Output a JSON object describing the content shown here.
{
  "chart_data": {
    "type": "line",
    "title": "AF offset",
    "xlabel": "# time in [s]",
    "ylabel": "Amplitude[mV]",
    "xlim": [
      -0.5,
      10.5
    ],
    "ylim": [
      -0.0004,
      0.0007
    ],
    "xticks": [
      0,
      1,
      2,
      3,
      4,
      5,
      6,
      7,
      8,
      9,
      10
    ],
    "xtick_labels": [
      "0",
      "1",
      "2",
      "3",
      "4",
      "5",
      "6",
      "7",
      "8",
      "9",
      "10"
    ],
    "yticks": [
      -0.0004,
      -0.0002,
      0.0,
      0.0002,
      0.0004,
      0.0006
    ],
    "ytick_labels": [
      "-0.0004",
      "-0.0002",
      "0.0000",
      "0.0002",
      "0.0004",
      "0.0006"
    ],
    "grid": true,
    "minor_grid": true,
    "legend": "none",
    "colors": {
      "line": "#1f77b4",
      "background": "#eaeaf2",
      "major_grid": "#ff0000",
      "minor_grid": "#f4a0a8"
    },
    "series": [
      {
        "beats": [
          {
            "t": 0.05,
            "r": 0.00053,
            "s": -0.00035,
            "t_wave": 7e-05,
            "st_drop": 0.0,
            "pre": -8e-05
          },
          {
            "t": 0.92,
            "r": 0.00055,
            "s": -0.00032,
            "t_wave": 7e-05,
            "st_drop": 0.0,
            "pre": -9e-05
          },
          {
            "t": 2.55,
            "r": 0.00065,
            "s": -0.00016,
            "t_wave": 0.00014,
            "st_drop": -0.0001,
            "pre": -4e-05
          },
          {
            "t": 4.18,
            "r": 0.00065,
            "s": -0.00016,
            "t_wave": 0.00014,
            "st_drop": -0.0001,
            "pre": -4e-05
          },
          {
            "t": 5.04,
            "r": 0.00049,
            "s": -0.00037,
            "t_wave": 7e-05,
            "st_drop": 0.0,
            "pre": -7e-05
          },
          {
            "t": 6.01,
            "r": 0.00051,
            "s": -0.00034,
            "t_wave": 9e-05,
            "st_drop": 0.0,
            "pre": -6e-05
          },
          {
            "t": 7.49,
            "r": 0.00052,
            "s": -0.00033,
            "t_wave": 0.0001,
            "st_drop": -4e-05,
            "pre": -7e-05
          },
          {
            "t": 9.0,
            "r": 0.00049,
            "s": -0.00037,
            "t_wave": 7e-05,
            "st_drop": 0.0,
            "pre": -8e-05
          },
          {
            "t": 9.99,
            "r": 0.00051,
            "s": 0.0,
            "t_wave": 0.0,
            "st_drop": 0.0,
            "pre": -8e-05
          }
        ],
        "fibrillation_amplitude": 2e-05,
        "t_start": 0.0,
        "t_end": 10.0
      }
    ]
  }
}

• • • •

◆ **WHAT IS ASKED**: Repeat each record in full; every line must match exactly.

◆ **RESULT OF THIS EXERCISE**:
Output a JSON object describing the content shown here.
{
  "chart_data": {
    "type": "line",
    "title": "AF offset",
    "xlabel": "# time in [s]",
    "ylabel": "Amplitude[mV]",
    "xlim": [
      -0.5,
      10.5
    ],
    "ylim": [
      -0.0004,
      0.0007
    ],
    "xticks": [
      0,
      1,
      2,
      3,
      4,
      5,
      6,
      7,
      8,
      9,
      10
    ],
    "xtick_labels": [
      "0",
      "1",
      "2",
      "3",
      "4",
      "5",
      "6",
      "7",
      "8",
      "9",
      "10"
    ],
    "yticks": [
      -0.0004,
      -0.0002,
      0.0,
      0.0002,
      0.0004,
      0.0006
    ],
    "ytick_labels": [
      "-0.0004",
      "-0.0002",
      "0.0000",
      "0.0002",
      "0.0004",
      "0.0006"
    ],
    "grid": true,
    "minor_grid": true,
    "legend": "none",
    "colors": {
      "line": "#1f77b4",
      "background": "#eaeaf2",
      "major_grid": "#ff0000",
      "minor_grid": "#f4a0a8"
    },
    "series": [
      {
        "beats": [
          {
            "t": 0.05,
            "r": 0.00053,
            "s": -0.00035,
            "t_wave": 7e-05,
            "st_drop": 0.0,
            "pre": -8e-05
          },
          {
            "t": 0.92,
            "r": 0.00055,
            "s": -0.00032,
            "t_wave": 7e-05,
            "st_drop": 0.0,
            "pre": -9e-05
          },
          {
            "t": 2.55,
            "r": 0.00065,
            "s": -0.00016,
            "t_wave": 0.00014,
            "st_drop": -0.0001,
            "pre": -4e-05
          },
          {
            "t": 4.18,
            "r": 0.00065,
            "s": -0.00016,
            "t_wave": 0.00014,
            "st_drop": -0.0001,
            "pre": -4e-05
          },
          {
            "t": 5.04,
            "r": 0.00049,
            "s": -0.00037,
            "t_wave": 7e-05,
            "st_drop": 0.0,
            "pre": -7e-05
          },
          {
            "t": 6.01,
            "r": 0.00051,
            "s": -0.00034,
            "t_wave": 9e-05,
            "st_drop": 0.0,
            "pre": -6e-05
          },
          {
            "t": 7.49,
            "r": 0.00052,
            "s": -0.00033,
            "t_wave": 0.0001,
            "st_drop": -4e-05,
            "pre": -7e-05
          },
          {
            "t": 9.0,
            "r": 0.00049,
            "s": -0.00037,
            "t_wave": 7e-05,
            "st_drop": 0.0,
            "pre": -8e-05
          },
          {
            "t": 9.99,
            "r": 0.00051,
            "s": 0.0,
            "t_wave": 0.0,
            "st_drop": 0.0,
            "pre": -8e-05
          }
        ],
        "fibrillation_amplitude": 2e-05,
        "t_start": 0.0,
        "t_end": 10.0
      }
    ]
  }
}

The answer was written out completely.